Records from a collection -
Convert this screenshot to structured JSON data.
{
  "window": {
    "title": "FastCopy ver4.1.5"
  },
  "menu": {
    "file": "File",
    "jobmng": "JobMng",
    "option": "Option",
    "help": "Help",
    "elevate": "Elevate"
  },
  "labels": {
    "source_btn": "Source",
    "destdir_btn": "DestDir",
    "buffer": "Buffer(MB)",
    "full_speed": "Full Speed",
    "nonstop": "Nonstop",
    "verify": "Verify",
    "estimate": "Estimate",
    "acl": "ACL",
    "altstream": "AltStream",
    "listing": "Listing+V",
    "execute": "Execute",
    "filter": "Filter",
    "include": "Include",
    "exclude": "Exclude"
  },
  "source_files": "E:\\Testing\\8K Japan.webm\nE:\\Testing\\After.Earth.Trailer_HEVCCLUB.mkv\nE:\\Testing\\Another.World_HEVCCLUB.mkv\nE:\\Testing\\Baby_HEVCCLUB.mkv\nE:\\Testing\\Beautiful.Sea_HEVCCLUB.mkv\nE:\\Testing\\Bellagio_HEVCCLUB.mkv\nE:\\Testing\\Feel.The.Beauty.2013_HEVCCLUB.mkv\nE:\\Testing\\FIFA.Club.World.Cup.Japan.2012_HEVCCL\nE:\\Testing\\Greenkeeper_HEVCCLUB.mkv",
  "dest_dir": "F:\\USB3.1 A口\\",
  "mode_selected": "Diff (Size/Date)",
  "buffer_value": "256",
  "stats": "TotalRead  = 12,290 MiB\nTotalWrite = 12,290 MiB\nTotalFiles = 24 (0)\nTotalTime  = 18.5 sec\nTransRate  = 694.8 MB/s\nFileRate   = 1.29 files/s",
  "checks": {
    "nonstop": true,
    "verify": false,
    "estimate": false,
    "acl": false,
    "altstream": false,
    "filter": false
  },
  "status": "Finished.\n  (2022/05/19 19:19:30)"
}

AIM - Extract the entries above verbatim.

ANSWER IN FULL -
Convert this screenshot to structured JSON data.
{
  "window": {
    "title": "FastCopy ver4.1.5"
  },
  "menu": {
    "file": "File",
    "jobmng": "JobMng",
    "option": "Option",
    "help": "Help",
    "elevate": "Elevate"
  },
  "labels": {
    "source_btn": "Source",
    "destdir_btn": "DestDir",
    "buffer": "Buffer(MB)",
    "full_speed": "Full Speed",
    "nonstop": "Nonstop",
    "verify": "Verify",
    "estimate": "Estimate",
    "acl": "ACL",
    "altstream": "AltStream",
    "listing": "Listing+V",
    "execute": "Execute",
    "filter": "Filter",
    "include": "Include",
    "exclude": "Exclude"
  },
  "source_files": "E:\\Testing\\8K Japan.webm\nE:\\Testing\\After.Earth.Trailer_HEVCCLUB.mkv\nE:\\Testing\\Another.World_HEVCCLUB.mkv\nE:\\Testing\\Baby_HEVCCLUB.mkv\nE:\\Testing\\Beautiful.Sea_HEVCCLUB.mkv\nE:\\Testing\\Bellagio_HEVCCLUB.mkv\nE:\\Testing\\Feel.The.Beauty.2013_HEVCCLUB.mkv\nE:\\Testing\\FIFA.Club.World.Cup.Japan.2012_HEVCCL\nE:\\Testing\\Greenkeeper_HEVCCLUB.mkv",
  "dest_dir": "F:\\USB3.1 A口\\",
  "mode_selected": "Diff (Size/Date)",
  "buffer_value": "256",
  "stats": "TotalRead  = 12,290 MiB\nTotalWrite = 12,290 MiB\nTotalFiles = 24 (0)\nTotalTime  = 18.5 sec\nTransRate  = 694.8 MB/s\nFileRate   = 1.29 files/s",
  "checks": {
    "nonstop": true,
    "verify": false,
    "estimate": false,
    "acl": false,
    "altstream": false,
    "filter": false
  },
  "status": "Finished.\n  (2022/05/19 19:19:30)"
}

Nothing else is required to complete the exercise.